[Task input start]

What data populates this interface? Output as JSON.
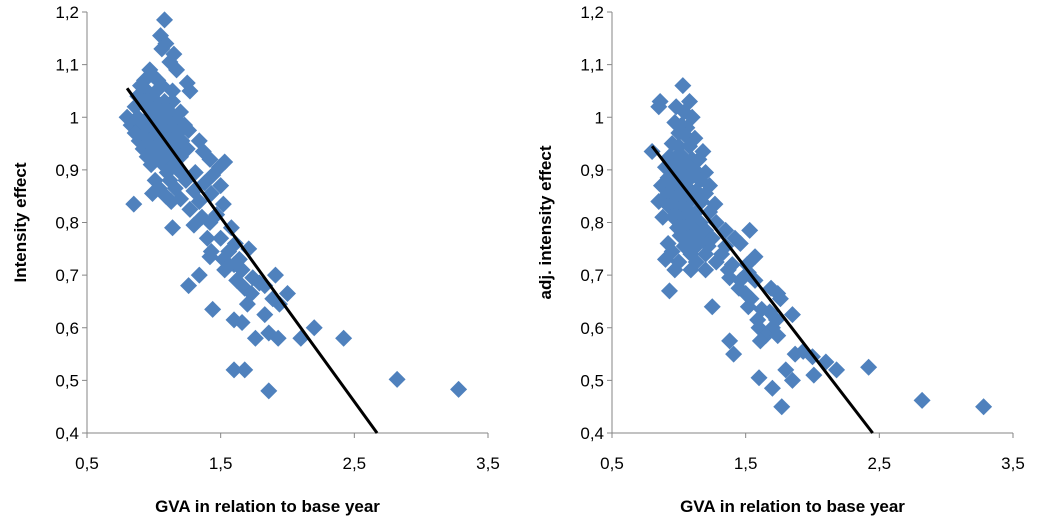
{
  "chart_data": [
    {
      "type": "scatter",
      "title": "",
      "xlabel": "GVA in relation to base year",
      "ylabel": "Intensity effect",
      "xlim": [
        0.5,
        3.5
      ],
      "ylim": [
        0.4,
        1.2
      ],
      "xticks": [
        "0,5",
        "1,5",
        "2,5",
        "3,5"
      ],
      "yticks": [
        "0,4",
        "0,5",
        "0,6",
        "0,7",
        "0,8",
        "0,9",
        "1",
        "1,1",
        "1,2"
      ],
      "marker_color": "#4F81BD",
      "line_color": "#000000",
      "trendline": [
        [
          0.8,
          1.055
        ],
        [
          2.67,
          0.4
        ]
      ],
      "points": [
        [
          1.08,
          1.185
        ],
        [
          1.05,
          1.155
        ],
        [
          1.09,
          1.14
        ],
        [
          1.15,
          1.12
        ],
        [
          1.06,
          1.13
        ],
        [
          1.12,
          1.105
        ],
        [
          1.17,
          1.09
        ],
        [
          0.97,
          1.09
        ],
        [
          0.99,
          1.08
        ],
        [
          0.93,
          1.07
        ],
        [
          1.03,
          1.07
        ],
        [
          1.25,
          1.065
        ],
        [
          1.27,
          1.05
        ],
        [
          0.9,
          1.06
        ],
        [
          0.95,
          1.05
        ],
        [
          1.0,
          1.045
        ],
        [
          1.06,
          1.06
        ],
        [
          1.14,
          1.05
        ],
        [
          0.88,
          1.04
        ],
        [
          0.92,
          1.03
        ],
        [
          0.97,
          1.03
        ],
        [
          1.02,
          1.03
        ],
        [
          1.08,
          1.03
        ],
        [
          1.14,
          1.03
        ],
        [
          0.86,
          1.02
        ],
        [
          0.94,
          1.02
        ],
        [
          1.0,
          1.015
        ],
        [
          1.06,
          1.01
        ],
        [
          1.12,
          1.01
        ],
        [
          1.2,
          1.01
        ],
        [
          0.8,
          1.0
        ],
        [
          0.88,
          1.0
        ],
        [
          0.96,
          1.0
        ],
        [
          1.03,
          1.0
        ],
        [
          1.1,
          1.0
        ],
        [
          1.17,
          0.995
        ],
        [
          0.83,
          0.985
        ],
        [
          0.91,
          0.985
        ],
        [
          0.99,
          0.985
        ],
        [
          1.07,
          0.985
        ],
        [
          1.14,
          0.985
        ],
        [
          1.23,
          0.985
        ],
        [
          0.86,
          0.97
        ],
        [
          0.94,
          0.97
        ],
        [
          1.02,
          0.97
        ],
        [
          1.1,
          0.97
        ],
        [
          1.18,
          0.97
        ],
        [
          1.26,
          0.975
        ],
        [
          0.89,
          0.955
        ],
        [
          0.97,
          0.955
        ],
        [
          1.05,
          0.955
        ],
        [
          1.13,
          0.955
        ],
        [
          1.21,
          0.955
        ],
        [
          1.34,
          0.955
        ],
        [
          0.92,
          0.94
        ],
        [
          1.0,
          0.94
        ],
        [
          1.08,
          0.94
        ],
        [
          1.16,
          0.94
        ],
        [
          1.25,
          0.94
        ],
        [
          0.95,
          0.925
        ],
        [
          1.03,
          0.925
        ],
        [
          1.11,
          0.925
        ],
        [
          1.2,
          0.925
        ],
        [
          1.37,
          0.935
        ],
        [
          1.42,
          0.92
        ],
        [
          0.98,
          0.91
        ],
        [
          1.07,
          0.91
        ],
        [
          1.15,
          0.91
        ],
        [
          1.53,
          0.915
        ],
        [
          1.49,
          0.905
        ],
        [
          1.1,
          0.895
        ],
        [
          1.2,
          0.895
        ],
        [
          1.31,
          0.895
        ],
        [
          1.44,
          0.89
        ],
        [
          1.01,
          0.88
        ],
        [
          1.12,
          0.88
        ],
        [
          1.24,
          0.88
        ],
        [
          1.38,
          0.875
        ],
        [
          1.5,
          0.87
        ],
        [
          1.04,
          0.865
        ],
        [
          1.16,
          0.865
        ],
        [
          1.3,
          0.86
        ],
        [
          1.43,
          0.855
        ],
        [
          0.99,
          0.855
        ],
        [
          1.09,
          0.85
        ],
        [
          1.2,
          0.845
        ],
        [
          1.34,
          0.84
        ],
        [
          0.85,
          0.835
        ],
        [
          1.13,
          0.84
        ],
        [
          1.27,
          0.825
        ],
        [
          1.52,
          0.835
        ],
        [
          1.36,
          0.81
        ],
        [
          1.47,
          0.815
        ],
        [
          1.3,
          0.795
        ],
        [
          1.42,
          0.8
        ],
        [
          1.58,
          0.79
        ],
        [
          1.14,
          0.79
        ],
        [
          1.4,
          0.77
        ],
        [
          1.5,
          0.77
        ],
        [
          1.61,
          0.76
        ],
        [
          1.43,
          0.745
        ],
        [
          1.56,
          0.745
        ],
        [
          1.71,
          0.75
        ],
        [
          1.52,
          0.73
        ],
        [
          1.64,
          0.73
        ],
        [
          1.42,
          0.735
        ],
        [
          1.6,
          0.72
        ],
        [
          1.53,
          0.71
        ],
        [
          1.66,
          0.71
        ],
        [
          1.34,
          0.7
        ],
        [
          1.74,
          0.695
        ],
        [
          1.91,
          0.7
        ],
        [
          1.62,
          0.69
        ],
        [
          1.79,
          0.685
        ],
        [
          1.26,
          0.68
        ],
        [
          1.68,
          0.675
        ],
        [
          1.83,
          0.68
        ],
        [
          1.73,
          0.665
        ],
        [
          2.0,
          0.665
        ],
        [
          1.89,
          0.655
        ],
        [
          1.94,
          0.645
        ],
        [
          1.7,
          0.645
        ],
        [
          1.44,
          0.635
        ],
        [
          1.83,
          0.625
        ],
        [
          1.6,
          0.615
        ],
        [
          1.66,
          0.61
        ],
        [
          2.2,
          0.6
        ],
        [
          1.86,
          0.59
        ],
        [
          1.93,
          0.58
        ],
        [
          1.76,
          0.58
        ],
        [
          2.1,
          0.58
        ],
        [
          2.42,
          0.58
        ],
        [
          1.6,
          0.52
        ],
        [
          1.68,
          0.52
        ],
        [
          1.86,
          0.48
        ],
        [
          2.82,
          0.502
        ],
        [
          3.28,
          0.483
        ]
      ]
    },
    {
      "type": "scatter",
      "title": "",
      "xlabel": "GVA in relation to base year",
      "ylabel": "adj. intensity effect",
      "xlim": [
        0.5,
        3.5
      ],
      "ylim": [
        0.4,
        1.2
      ],
      "xticks": [
        "0,5",
        "1,5",
        "2,5",
        "3,5"
      ],
      "yticks": [
        "0,4",
        "0,5",
        "0,6",
        "0,7",
        "0,8",
        "0,9",
        "1",
        "1,1",
        "1,2"
      ],
      "marker_color": "#4F81BD",
      "line_color": "#000000",
      "trendline": [
        [
          0.8,
          0.945
        ],
        [
          2.45,
          0.4
        ]
      ],
      "points": [
        [
          1.03,
          1.06
        ],
        [
          0.86,
          1.03
        ],
        [
          0.85,
          1.02
        ],
        [
          1.08,
          1.03
        ],
        [
          0.98,
          1.02
        ],
        [
          1.04,
          1.01
        ],
        [
          1.1,
          1.0
        ],
        [
          0.97,
          0.99
        ],
        [
          1.02,
          0.985
        ],
        [
          1.06,
          0.98
        ],
        [
          1.0,
          0.97
        ],
        [
          1.05,
          0.965
        ],
        [
          1.12,
          0.96
        ],
        [
          0.8,
          0.935
        ],
        [
          0.95,
          0.95
        ],
        [
          1.0,
          0.945
        ],
        [
          1.08,
          0.945
        ],
        [
          1.18,
          0.935
        ],
        [
          0.93,
          0.925
        ],
        [
          0.98,
          0.925
        ],
        [
          1.03,
          0.925
        ],
        [
          1.1,
          0.92
        ],
        [
          1.15,
          0.92
        ],
        [
          0.9,
          0.905
        ],
        [
          0.96,
          0.905
        ],
        [
          1.01,
          0.905
        ],
        [
          1.06,
          0.905
        ],
        [
          1.12,
          0.9
        ],
        [
          1.2,
          0.895
        ],
        [
          0.92,
          0.885
        ],
        [
          0.99,
          0.885
        ],
        [
          1.04,
          0.885
        ],
        [
          1.09,
          0.885
        ],
        [
          1.16,
          0.88
        ],
        [
          1.23,
          0.87
        ],
        [
          0.87,
          0.87
        ],
        [
          0.95,
          0.865
        ],
        [
          1.01,
          0.865
        ],
        [
          1.07,
          0.865
        ],
        [
          1.13,
          0.86
        ],
        [
          1.2,
          0.855
        ],
        [
          0.9,
          0.85
        ],
        [
          0.97,
          0.845
        ],
        [
          1.04,
          0.845
        ],
        [
          1.1,
          0.845
        ],
        [
          1.17,
          0.84
        ],
        [
          1.27,
          0.835
        ],
        [
          0.85,
          0.84
        ],
        [
          0.93,
          0.83
        ],
        [
          1.0,
          0.825
        ],
        [
          1.06,
          0.825
        ],
        [
          1.13,
          0.82
        ],
        [
          1.23,
          0.82
        ],
        [
          0.88,
          0.81
        ],
        [
          0.96,
          0.81
        ],
        [
          1.02,
          0.805
        ],
        [
          1.09,
          0.805
        ],
        [
          1.16,
          0.8
        ],
        [
          1.28,
          0.8
        ],
        [
          0.99,
          0.79
        ],
        [
          1.05,
          0.79
        ],
        [
          1.12,
          0.785
        ],
        [
          1.2,
          0.785
        ],
        [
          1.35,
          0.785
        ],
        [
          1.53,
          0.785
        ],
        [
          1.01,
          0.775
        ],
        [
          1.08,
          0.77
        ],
        [
          1.16,
          0.77
        ],
        [
          1.25,
          0.77
        ],
        [
          1.42,
          0.77
        ],
        [
          0.92,
          0.76
        ],
        [
          1.04,
          0.755
        ],
        [
          1.13,
          0.755
        ],
        [
          1.22,
          0.755
        ],
        [
          1.35,
          0.755
        ],
        [
          1.46,
          0.76
        ],
        [
          0.95,
          0.745
        ],
        [
          1.09,
          0.74
        ],
        [
          1.2,
          0.74
        ],
        [
          1.32,
          0.74
        ],
        [
          1.57,
          0.735
        ],
        [
          0.9,
          0.73
        ],
        [
          1.0,
          0.725
        ],
        [
          1.13,
          0.725
        ],
        [
          1.28,
          0.725
        ],
        [
          1.4,
          0.72
        ],
        [
          1.51,
          0.72
        ],
        [
          0.97,
          0.71
        ],
        [
          1.09,
          0.71
        ],
        [
          1.2,
          0.71
        ],
        [
          1.37,
          0.71
        ],
        [
          1.52,
          0.705
        ],
        [
          1.38,
          0.695
        ],
        [
          1.46,
          0.69
        ],
        [
          1.57,
          0.69
        ],
        [
          1.45,
          0.675
        ],
        [
          1.69,
          0.675
        ],
        [
          0.93,
          0.67
        ],
        [
          1.5,
          0.665
        ],
        [
          1.74,
          0.665
        ],
        [
          1.54,
          0.655
        ],
        [
          1.76,
          0.655
        ],
        [
          1.25,
          0.64
        ],
        [
          1.52,
          0.64
        ],
        [
          1.62,
          0.635
        ],
        [
          1.68,
          0.63
        ],
        [
          1.85,
          0.625
        ],
        [
          1.59,
          0.615
        ],
        [
          1.73,
          0.615
        ],
        [
          1.6,
          0.6
        ],
        [
          1.7,
          0.6
        ],
        [
          1.65,
          0.585
        ],
        [
          1.74,
          0.585
        ],
        [
          1.61,
          0.575
        ],
        [
          1.38,
          0.575
        ],
        [
          1.93,
          0.555
        ],
        [
          1.87,
          0.55
        ],
        [
          1.41,
          0.55
        ],
        [
          2.0,
          0.545
        ],
        [
          2.1,
          0.535
        ],
        [
          2.18,
          0.52
        ],
        [
          1.8,
          0.52
        ],
        [
          2.01,
          0.51
        ],
        [
          1.6,
          0.505
        ],
        [
          1.85,
          0.5
        ],
        [
          1.7,
          0.485
        ],
        [
          1.77,
          0.45
        ],
        [
          2.42,
          0.525
        ],
        [
          2.82,
          0.462
        ],
        [
          3.28,
          0.45
        ]
      ]
    }
  ]
}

[Task input end]

* [Short task] Extract every line above containing the word "effect".

* [Problem solution]
      "ylabel": "Intensity effect",
      "ylabel": "adj. intensity effect",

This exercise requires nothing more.